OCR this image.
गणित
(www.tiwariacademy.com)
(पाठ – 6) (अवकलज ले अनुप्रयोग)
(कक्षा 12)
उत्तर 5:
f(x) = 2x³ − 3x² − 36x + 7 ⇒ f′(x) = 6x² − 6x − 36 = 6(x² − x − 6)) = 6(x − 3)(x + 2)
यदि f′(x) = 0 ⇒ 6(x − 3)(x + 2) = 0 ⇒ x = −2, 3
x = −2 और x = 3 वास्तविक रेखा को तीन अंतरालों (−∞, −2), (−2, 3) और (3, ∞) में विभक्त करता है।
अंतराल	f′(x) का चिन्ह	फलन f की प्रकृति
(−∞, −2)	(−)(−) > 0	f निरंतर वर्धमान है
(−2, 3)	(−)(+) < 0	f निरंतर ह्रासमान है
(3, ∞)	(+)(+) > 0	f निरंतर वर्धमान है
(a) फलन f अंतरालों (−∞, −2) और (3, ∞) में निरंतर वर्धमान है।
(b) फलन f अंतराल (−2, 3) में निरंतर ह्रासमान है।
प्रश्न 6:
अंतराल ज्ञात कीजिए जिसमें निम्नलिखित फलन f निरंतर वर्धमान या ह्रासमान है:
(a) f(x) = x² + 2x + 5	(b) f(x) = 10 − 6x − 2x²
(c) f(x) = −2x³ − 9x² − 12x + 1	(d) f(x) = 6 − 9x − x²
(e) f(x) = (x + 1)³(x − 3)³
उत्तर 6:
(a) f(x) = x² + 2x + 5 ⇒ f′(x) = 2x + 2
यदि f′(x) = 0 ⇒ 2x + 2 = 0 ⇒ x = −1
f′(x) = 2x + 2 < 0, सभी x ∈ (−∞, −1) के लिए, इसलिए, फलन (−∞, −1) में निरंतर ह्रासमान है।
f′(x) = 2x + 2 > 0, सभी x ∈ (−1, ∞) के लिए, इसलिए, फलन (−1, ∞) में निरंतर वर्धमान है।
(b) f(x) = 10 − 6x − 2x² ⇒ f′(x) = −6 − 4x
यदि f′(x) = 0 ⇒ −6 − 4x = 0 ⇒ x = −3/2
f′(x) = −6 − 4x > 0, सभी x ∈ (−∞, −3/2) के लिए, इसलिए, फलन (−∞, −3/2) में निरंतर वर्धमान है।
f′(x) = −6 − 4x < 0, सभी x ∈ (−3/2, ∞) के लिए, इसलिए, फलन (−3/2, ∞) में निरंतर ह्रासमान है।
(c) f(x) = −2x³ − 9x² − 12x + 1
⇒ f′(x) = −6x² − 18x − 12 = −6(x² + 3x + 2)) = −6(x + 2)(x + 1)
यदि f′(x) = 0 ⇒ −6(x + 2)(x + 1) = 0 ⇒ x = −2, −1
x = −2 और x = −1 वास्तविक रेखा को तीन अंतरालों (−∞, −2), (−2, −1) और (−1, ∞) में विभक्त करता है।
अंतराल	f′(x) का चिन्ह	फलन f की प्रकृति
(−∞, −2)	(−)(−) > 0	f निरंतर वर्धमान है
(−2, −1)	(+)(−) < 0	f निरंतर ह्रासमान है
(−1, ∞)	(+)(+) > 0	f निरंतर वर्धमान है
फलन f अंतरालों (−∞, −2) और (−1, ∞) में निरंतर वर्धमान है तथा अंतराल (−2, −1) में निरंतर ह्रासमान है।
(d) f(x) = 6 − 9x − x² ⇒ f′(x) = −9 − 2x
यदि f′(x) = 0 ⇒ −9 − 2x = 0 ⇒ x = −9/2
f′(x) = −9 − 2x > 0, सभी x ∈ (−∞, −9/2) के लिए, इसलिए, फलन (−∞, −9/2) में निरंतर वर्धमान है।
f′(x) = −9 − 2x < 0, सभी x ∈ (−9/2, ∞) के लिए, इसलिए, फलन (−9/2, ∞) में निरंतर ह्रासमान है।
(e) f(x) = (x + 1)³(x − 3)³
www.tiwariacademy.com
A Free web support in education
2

========================

Objective: Quote every line of the data, word for word.

Output:
OCR this image.
गणित
(www.tiwariacademy.com)
(पाठ – 6) (अवकलज ले अनुप्रयोग)
(कक्षा 12)
उत्तर 5:
f(x) = 2x³ − 3x² − 36x + 7 ⇒ f′(x) = 6x² − 6x − 36 = 6(x² − x − 6)) = 6(x − 3)(x + 2)
यदि f′(x) = 0 ⇒ 6(x − 3)(x + 2) = 0 ⇒ x = −2, 3
x = −2 और x = 3 वास्तविक रेखा को तीन अंतरालों (−∞, −2), (−2, 3) और (3, ∞) में विभक्त करता है।
अंतराल	f′(x) का चिन्ह	फलन f की प्रकृति
(−∞, −2)	(−)(−) > 0	f निरंतर वर्धमान है
(−2, 3)	(−)(+) < 0	f निरंतर ह्रासमान है
(3, ∞)	(+)(+) > 0	f निरंतर वर्धमान है
(a) फलन f अंतरालों (−∞, −2) और (3, ∞) में निरंतर वर्धमान है।
(b) फलन f अंतराल (−2, 3) में निरंतर ह्रासमान है।
प्रश्न 6:
अंतराल ज्ञात कीजिए जिसमें निम्नलिखित फलन f निरंतर वर्धमान या ह्रासमान है:
(a) f(x) = x² + 2x + 5	(b) f(x) = 10 − 6x − 2x²
(c) f(x) = −2x³ − 9x² − 12x + 1	(d) f(x) = 6 − 9x − x²
(e) f(x) = (x + 1)³(x − 3)³
उत्तर 6:
(a) f(x) = x² + 2x + 5 ⇒ f′(x) = 2x + 2
यदि f′(x) = 0 ⇒ 2x + 2 = 0 ⇒ x = −1
f′(x) = 2x + 2 < 0, सभी x ∈ (−∞, −1) के लिए, इसलिए, फलन (−∞, −1) में निरंतर ह्रासमान है।
f′(x) = 2x + 2 > 0, सभी x ∈ (−1, ∞) के लिए, इसलिए, फलन (−1, ∞) में निरंतर वर्धमान है।
(b) f(x) = 10 − 6x − 2x² ⇒ f′(x) = −6 − 4x
यदि f′(x) = 0 ⇒ −6 − 4x = 0 ⇒ x = −3/2
f′(x) = −6 − 4x > 0, सभी x ∈ (−∞, −3/2) के लिए, इसलिए, फलन (−∞, −3/2) में निरंतर वर्धमान है।
f′(x) = −6 − 4x < 0, सभी x ∈ (−3/2, ∞) के लिए, इसलिए, फलन (−3/2, ∞) में निरंतर ह्रासमान है।
(c) f(x) = −2x³ − 9x² − 12x + 1
⇒ f′(x) = −6x² − 18x − 12 = −6(x² + 3x + 2)) = −6(x + 2)(x + 1)
यदि f′(x) = 0 ⇒ −6(x + 2)(x + 1) = 0 ⇒ x = −2, −1
x = −2 और x = −1 वास्तविक रेखा को तीन अंतरालों (−∞, −2), (−2, −1) और (−1, ∞) में विभक्त करता है।
अंतराल	f′(x) का चिन्ह	फलन f की प्रकृति
(−∞, −2)	(−)(−) > 0	f निरंतर वर्धमान है
(−2, −1)	(+)(−) < 0	f निरंतर ह्रासमान है
(−1, ∞)	(+)(+) > 0	f निरंतर वर्धमान है
फलन f अंतरालों (−∞, −2) और (−1, ∞) में निरंतर वर्धमान है तथा अंतराल (−2, −1) में निरंतर ह्रासमान है।
(d) f(x) = 6 − 9x − x² ⇒ f′(x) = −9 − 2x
यदि f′(x) = 0 ⇒ −9 − 2x = 0 ⇒ x = −9/2
f′(x) = −9 − 2x > 0, सभी x ∈ (−∞, −9/2) के लिए, इसलिए, फलन (−∞, −9/2) में निरंतर वर्धमान है।
f′(x) = −9 − 2x < 0, सभी x ∈ (−9/2, ∞) के लिए, इसलिए, फलन (−9/2, ∞) में निरंतर ह्रासमान है।
(e) f(x) = (x + 1)³(x − 3)³
www.tiwariacademy.com
A Free web support in education
2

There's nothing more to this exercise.